**Given exercise**
Lift out each line of the data that holds "this".

■ ■ ■ ■ ■

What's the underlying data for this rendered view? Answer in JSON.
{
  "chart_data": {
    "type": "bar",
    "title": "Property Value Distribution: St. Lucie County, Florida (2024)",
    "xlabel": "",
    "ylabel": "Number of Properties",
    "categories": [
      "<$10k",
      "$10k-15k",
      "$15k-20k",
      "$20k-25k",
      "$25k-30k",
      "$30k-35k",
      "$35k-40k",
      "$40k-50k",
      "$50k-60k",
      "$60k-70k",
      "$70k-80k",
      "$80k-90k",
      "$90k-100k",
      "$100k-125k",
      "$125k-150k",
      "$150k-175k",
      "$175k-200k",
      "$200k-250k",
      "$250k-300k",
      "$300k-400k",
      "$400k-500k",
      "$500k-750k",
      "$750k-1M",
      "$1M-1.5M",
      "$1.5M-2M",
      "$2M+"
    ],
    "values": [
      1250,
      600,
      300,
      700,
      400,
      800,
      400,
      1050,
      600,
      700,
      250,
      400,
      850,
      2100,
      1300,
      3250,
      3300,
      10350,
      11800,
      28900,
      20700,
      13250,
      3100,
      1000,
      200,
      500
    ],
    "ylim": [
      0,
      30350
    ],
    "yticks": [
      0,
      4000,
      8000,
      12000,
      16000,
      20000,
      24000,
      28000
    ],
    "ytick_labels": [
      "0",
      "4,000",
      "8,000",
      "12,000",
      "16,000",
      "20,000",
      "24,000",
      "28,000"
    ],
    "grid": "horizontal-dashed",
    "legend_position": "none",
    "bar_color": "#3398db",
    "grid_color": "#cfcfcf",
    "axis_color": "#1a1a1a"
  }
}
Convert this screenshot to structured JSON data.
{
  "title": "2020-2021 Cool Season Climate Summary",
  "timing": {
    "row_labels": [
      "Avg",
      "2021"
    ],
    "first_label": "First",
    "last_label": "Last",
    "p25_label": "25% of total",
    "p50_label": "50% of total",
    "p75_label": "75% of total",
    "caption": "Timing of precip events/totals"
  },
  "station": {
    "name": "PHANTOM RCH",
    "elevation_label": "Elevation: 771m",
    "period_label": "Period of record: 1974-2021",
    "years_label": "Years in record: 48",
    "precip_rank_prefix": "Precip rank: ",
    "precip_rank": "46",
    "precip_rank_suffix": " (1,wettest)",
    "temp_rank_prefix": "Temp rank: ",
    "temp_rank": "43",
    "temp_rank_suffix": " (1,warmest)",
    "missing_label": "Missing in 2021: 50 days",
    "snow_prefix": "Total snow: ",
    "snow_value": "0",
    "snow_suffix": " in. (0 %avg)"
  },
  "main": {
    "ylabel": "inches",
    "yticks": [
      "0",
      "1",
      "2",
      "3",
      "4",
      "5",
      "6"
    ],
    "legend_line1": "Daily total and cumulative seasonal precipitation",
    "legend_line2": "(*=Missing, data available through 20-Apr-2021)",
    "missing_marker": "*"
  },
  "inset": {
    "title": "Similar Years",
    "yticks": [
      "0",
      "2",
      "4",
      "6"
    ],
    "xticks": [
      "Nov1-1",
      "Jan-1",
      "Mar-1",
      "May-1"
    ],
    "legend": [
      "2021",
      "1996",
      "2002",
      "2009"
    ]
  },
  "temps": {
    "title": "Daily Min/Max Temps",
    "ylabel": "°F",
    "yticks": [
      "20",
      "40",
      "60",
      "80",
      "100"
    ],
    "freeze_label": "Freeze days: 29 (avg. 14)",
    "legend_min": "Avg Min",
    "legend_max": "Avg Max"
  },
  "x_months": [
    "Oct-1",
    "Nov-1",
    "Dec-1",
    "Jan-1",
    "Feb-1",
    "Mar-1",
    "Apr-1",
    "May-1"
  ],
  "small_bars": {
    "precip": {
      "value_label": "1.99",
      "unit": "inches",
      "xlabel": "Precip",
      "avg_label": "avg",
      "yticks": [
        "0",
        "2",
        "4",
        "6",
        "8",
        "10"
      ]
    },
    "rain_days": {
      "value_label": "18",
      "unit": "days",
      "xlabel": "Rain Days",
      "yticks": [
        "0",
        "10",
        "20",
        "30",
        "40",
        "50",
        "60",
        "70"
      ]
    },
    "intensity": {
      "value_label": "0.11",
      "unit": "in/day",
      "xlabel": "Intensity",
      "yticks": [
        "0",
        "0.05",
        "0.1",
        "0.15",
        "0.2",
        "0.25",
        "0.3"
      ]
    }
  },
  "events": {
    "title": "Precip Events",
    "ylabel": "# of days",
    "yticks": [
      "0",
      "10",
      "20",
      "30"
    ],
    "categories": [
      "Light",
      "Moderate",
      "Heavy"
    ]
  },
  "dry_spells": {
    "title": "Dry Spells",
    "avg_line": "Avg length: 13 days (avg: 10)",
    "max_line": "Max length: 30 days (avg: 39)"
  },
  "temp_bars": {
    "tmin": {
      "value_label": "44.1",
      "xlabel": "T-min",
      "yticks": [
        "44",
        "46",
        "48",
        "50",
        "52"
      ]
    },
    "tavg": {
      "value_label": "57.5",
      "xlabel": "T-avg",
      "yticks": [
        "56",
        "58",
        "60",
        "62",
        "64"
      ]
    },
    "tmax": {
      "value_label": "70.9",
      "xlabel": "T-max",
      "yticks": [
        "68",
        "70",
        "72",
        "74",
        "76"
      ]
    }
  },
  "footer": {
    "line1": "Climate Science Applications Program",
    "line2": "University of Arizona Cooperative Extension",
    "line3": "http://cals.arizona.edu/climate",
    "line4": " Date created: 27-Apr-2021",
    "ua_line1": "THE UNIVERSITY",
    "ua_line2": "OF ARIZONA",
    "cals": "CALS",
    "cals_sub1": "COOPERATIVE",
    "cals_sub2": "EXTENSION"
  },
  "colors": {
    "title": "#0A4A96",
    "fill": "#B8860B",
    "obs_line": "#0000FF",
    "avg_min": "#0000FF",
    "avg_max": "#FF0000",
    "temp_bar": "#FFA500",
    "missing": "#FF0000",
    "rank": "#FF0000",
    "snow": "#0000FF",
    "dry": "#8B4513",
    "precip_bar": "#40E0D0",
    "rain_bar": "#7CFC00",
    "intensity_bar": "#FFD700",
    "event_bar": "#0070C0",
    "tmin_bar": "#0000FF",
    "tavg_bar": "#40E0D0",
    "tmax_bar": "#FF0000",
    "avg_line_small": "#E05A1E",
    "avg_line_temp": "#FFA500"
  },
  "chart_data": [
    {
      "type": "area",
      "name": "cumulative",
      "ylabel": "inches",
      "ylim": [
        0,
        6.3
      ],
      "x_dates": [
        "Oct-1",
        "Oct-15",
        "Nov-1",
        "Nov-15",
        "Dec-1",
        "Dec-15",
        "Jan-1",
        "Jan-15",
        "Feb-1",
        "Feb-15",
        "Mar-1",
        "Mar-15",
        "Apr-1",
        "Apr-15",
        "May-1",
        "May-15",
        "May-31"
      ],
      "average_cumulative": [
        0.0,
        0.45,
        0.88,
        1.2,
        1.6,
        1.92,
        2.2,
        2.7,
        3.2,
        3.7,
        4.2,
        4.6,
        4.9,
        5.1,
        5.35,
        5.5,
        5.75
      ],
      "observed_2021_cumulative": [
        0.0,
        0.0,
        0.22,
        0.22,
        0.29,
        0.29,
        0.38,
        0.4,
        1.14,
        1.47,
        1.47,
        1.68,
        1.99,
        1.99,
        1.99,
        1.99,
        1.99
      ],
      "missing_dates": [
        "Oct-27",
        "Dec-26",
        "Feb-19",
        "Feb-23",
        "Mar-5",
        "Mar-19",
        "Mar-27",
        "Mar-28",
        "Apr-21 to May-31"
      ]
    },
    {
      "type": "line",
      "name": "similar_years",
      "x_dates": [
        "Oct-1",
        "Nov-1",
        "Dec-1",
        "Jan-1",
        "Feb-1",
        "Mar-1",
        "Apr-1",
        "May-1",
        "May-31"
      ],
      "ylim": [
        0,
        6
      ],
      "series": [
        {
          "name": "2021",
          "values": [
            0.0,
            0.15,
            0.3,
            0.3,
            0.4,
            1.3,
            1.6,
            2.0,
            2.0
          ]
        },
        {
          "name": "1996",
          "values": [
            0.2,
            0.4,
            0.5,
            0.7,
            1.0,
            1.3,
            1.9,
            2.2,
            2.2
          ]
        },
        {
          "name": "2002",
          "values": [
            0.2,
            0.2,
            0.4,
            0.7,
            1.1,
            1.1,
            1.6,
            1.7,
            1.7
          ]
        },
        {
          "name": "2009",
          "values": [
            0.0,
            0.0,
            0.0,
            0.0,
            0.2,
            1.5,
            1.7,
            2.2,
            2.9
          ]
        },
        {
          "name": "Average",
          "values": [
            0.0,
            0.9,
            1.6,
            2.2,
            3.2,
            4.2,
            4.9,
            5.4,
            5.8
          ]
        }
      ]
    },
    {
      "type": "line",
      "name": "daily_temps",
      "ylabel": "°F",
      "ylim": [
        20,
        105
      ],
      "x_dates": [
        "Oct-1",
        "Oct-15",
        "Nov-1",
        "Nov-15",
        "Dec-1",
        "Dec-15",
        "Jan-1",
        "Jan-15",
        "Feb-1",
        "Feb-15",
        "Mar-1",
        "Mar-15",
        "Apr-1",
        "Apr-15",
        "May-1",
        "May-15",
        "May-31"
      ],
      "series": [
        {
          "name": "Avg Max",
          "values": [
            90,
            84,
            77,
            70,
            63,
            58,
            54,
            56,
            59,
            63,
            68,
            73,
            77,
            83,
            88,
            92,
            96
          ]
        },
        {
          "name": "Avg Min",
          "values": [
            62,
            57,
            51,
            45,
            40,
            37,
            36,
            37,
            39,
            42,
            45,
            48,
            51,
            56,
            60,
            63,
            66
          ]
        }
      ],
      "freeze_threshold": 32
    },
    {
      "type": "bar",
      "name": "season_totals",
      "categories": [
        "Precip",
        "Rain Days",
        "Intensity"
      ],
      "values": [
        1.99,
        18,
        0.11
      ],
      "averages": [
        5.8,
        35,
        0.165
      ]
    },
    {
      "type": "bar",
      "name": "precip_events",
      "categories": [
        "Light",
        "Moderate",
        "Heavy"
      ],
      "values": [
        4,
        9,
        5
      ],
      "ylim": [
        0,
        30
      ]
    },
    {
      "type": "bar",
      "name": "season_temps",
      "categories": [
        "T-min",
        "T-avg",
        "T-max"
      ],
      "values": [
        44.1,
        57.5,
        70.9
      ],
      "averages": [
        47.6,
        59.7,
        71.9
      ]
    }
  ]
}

■ ■ ■ ■ ■

**Correct response**
What's the underlying data for this rendered view? Answer in JSON.
Convert this screenshot to structured JSON data.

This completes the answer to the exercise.